» **WHAT THE EXERCISE ASKS**
Examine the entries below, count the lines holding the string "close", and respond with the number only.

begin INFORMATION SUPPLIED

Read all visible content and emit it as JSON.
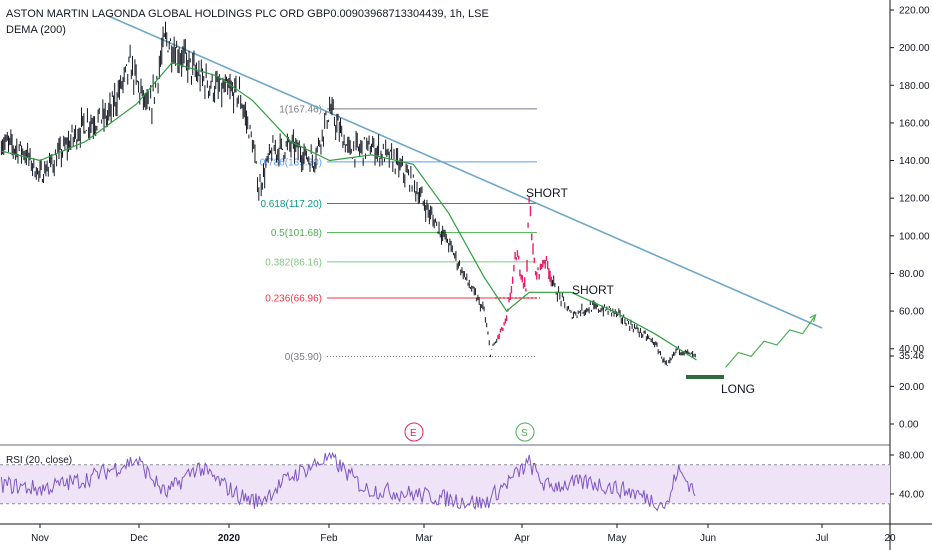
{
  "header": {
    "title": "ASTON MARTIN LAGONDA GLOBAL HOLDINGS PLC ORD GBP0.00903968713304439, 1h, LSE",
    "indicator": "DEMA (200)"
  },
  "rsi_label": "RSI (20, close)",
  "colors": {
    "candle": "#131722",
    "highlight_candle": "#e91e63",
    "dema": "#2e9e3f",
    "trendline": "#6fa8c7",
    "projection": "#4caf50",
    "long_bar": "#2e6b3f",
    "rsi_line": "#7e57c2",
    "rsi_band": "#efe3f8"
  },
  "chart_data": [
    {
      "type": "line",
      "title": "",
      "x_labels": [
        "Nov",
        "Dec",
        "2020",
        "Feb",
        "Mar",
        "Apr",
        "May",
        "Jun",
        "Jul",
        "20"
      ],
      "y_ticks": [
        "220.00",
        "200.00",
        "180.00",
        "160.00",
        "140.00",
        "120.00",
        "100.00",
        "80.00",
        "60.00",
        "40.00",
        "20.00",
        "0.00"
      ],
      "ylim": [
        0,
        220
      ],
      "last_price": "35.46",
      "price_series": [
        {
          "x": "Oct 20",
          "y": 150
        },
        {
          "x": "Oct 27",
          "y": 145
        },
        {
          "x": "Nov 1",
          "y": 132
        },
        {
          "x": "Nov 8",
          "y": 145
        },
        {
          "x": "Nov 15",
          "y": 160
        },
        {
          "x": "Nov 22",
          "y": 163
        },
        {
          "x": "Nov 29",
          "y": 190
        },
        {
          "x": "Dec 5",
          "y": 165
        },
        {
          "x": "Dec 10",
          "y": 205
        },
        {
          "x": "Dec 15",
          "y": 195
        },
        {
          "x": "Dec 20",
          "y": 185
        },
        {
          "x": "Dec 26",
          "y": 178
        },
        {
          "x": "Jan 2",
          "y": 175
        },
        {
          "x": "Jan 6",
          "y": 150
        },
        {
          "x": "Jan 8",
          "y": 125
        },
        {
          "x": "Jan 12",
          "y": 145
        },
        {
          "x": "Jan 18",
          "y": 148
        },
        {
          "x": "Jan 25",
          "y": 140
        },
        {
          "x": "Jan 30",
          "y": 167
        },
        {
          "x": "Feb 5",
          "y": 145
        },
        {
          "x": "Feb 12",
          "y": 147
        },
        {
          "x": "Feb 19",
          "y": 140
        },
        {
          "x": "Feb 25",
          "y": 128
        },
        {
          "x": "Mar 1",
          "y": 112
        },
        {
          "x": "Mar 7",
          "y": 96
        },
        {
          "x": "Mar 13",
          "y": 75
        },
        {
          "x": "Mar 18",
          "y": 60
        },
        {
          "x": "Mar 20",
          "y": 38
        },
        {
          "x": "Mar 25",
          "y": 55
        },
        {
          "x": "Mar 28",
          "y": 90
        },
        {
          "x": "Mar 31",
          "y": 72
        },
        {
          "x": "Apr 1",
          "y": 118
        },
        {
          "x": "Apr 3",
          "y": 78
        },
        {
          "x": "Apr 6",
          "y": 88
        },
        {
          "x": "Apr 9",
          "y": 72
        },
        {
          "x": "Apr 14",
          "y": 58
        },
        {
          "x": "Apr 20",
          "y": 62
        },
        {
          "x": "Apr 27",
          "y": 60
        },
        {
          "x": "May 3",
          "y": 52
        },
        {
          "x": "May 10",
          "y": 43
        },
        {
          "x": "May 14",
          "y": 30
        },
        {
          "x": "May 17",
          "y": 40
        },
        {
          "x": "May 21",
          "y": 37
        },
        {
          "x": "May 23",
          "y": 35.46
        }
      ],
      "dema_series": [
        {
          "x": "Oct 20",
          "y": 145
        },
        {
          "x": "Nov 1",
          "y": 140
        },
        {
          "x": "Nov 15",
          "y": 150
        },
        {
          "x": "Dec 1",
          "y": 170
        },
        {
          "x": "Dec 12",
          "y": 192
        },
        {
          "x": "Dec 26",
          "y": 185
        },
        {
          "x": "Jan 6",
          "y": 172
        },
        {
          "x": "Jan 18",
          "y": 150
        },
        {
          "x": "Jan 30",
          "y": 140
        },
        {
          "x": "Feb 12",
          "y": 143
        },
        {
          "x": "Feb 25",
          "y": 138
        },
        {
          "x": "Mar 7",
          "y": 112
        },
        {
          "x": "Mar 18",
          "y": 78
        },
        {
          "x": "Mar 25",
          "y": 60
        },
        {
          "x": "Apr 1",
          "y": 70
        },
        {
          "x": "Apr 14",
          "y": 70
        },
        {
          "x": "Apr 27",
          "y": 60
        },
        {
          "x": "May 10",
          "y": 48
        },
        {
          "x": "May 23",
          "y": 34
        }
      ],
      "trendline": [
        {
          "x": "Nov 22",
          "y": 217
        },
        {
          "x": "Jul 1",
          "y": 51
        }
      ],
      "projection": [
        {
          "x": "Jun 1",
          "y": 30
        },
        {
          "x": "Jun 5",
          "y": 38
        },
        {
          "x": "Jun 9",
          "y": 36
        },
        {
          "x": "Jun 13",
          "y": 44
        },
        {
          "x": "Jun 17",
          "y": 42
        },
        {
          "x": "Jun 21",
          "y": 50
        },
        {
          "x": "Jun 25",
          "y": 48
        },
        {
          "x": "Jun 29",
          "y": 58
        }
      ],
      "fibonacci": [
        {
          "label": "1(167.46)",
          "value": 167.46,
          "color": "#787b86"
        },
        {
          "label": "0.786(139.30)",
          "value": 139.3,
          "color": "#5b9cf6"
        },
        {
          "label": "0.618(117.20)",
          "value": 117.2,
          "color": "#089981"
        },
        {
          "label": "0.5(101.68)",
          "value": 101.68,
          "color": "#4caf50"
        },
        {
          "label": "0.382(86.16)",
          "value": 86.16,
          "color": "#81c784"
        },
        {
          "label": "0.236(66.96)",
          "value": 66.96,
          "color": "#f23645"
        },
        {
          "label": "0(35.90)",
          "value": 35.9,
          "color": "#787b86"
        }
      ],
      "annotations": [
        "SHORT",
        "SHORT",
        "LONG"
      ],
      "event_markers": [
        "E",
        "S"
      ]
    },
    {
      "type": "line",
      "title": "RSI (20, close)",
      "y_ticks": [
        "80.00",
        "40.00"
      ],
      "ylim": [
        20,
        90
      ],
      "band": [
        30,
        70
      ],
      "series": [
        {
          "x": "Oct 20",
          "y": 50
        },
        {
          "x": "Nov 1",
          "y": 45
        },
        {
          "x": "Nov 15",
          "y": 55
        },
        {
          "x": "Dec 1",
          "y": 75
        },
        {
          "x": "Dec 10",
          "y": 40
        },
        {
          "x": "Dec 20",
          "y": 68
        },
        {
          "x": "Jan 2",
          "y": 38
        },
        {
          "x": "Jan 8",
          "y": 32
        },
        {
          "x": "Jan 18",
          "y": 58
        },
        {
          "x": "Jan 30",
          "y": 78
        },
        {
          "x": "Feb 10",
          "y": 45
        },
        {
          "x": "Feb 25",
          "y": 40
        },
        {
          "x": "Mar 7",
          "y": 35
        },
        {
          "x": "Mar 18",
          "y": 30
        },
        {
          "x": "Mar 28",
          "y": 60
        },
        {
          "x": "Apr 1",
          "y": 72
        },
        {
          "x": "Apr 6",
          "y": 48
        },
        {
          "x": "Apr 20",
          "y": 52
        },
        {
          "x": "May 3",
          "y": 42
        },
        {
          "x": "May 14",
          "y": 28
        },
        {
          "x": "May 17",
          "y": 65
        },
        {
          "x": "May 23",
          "y": 42
        }
      ]
    }
  ]
}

end INFORMATION SUPPLIED

» **TASK SOLUTION**
2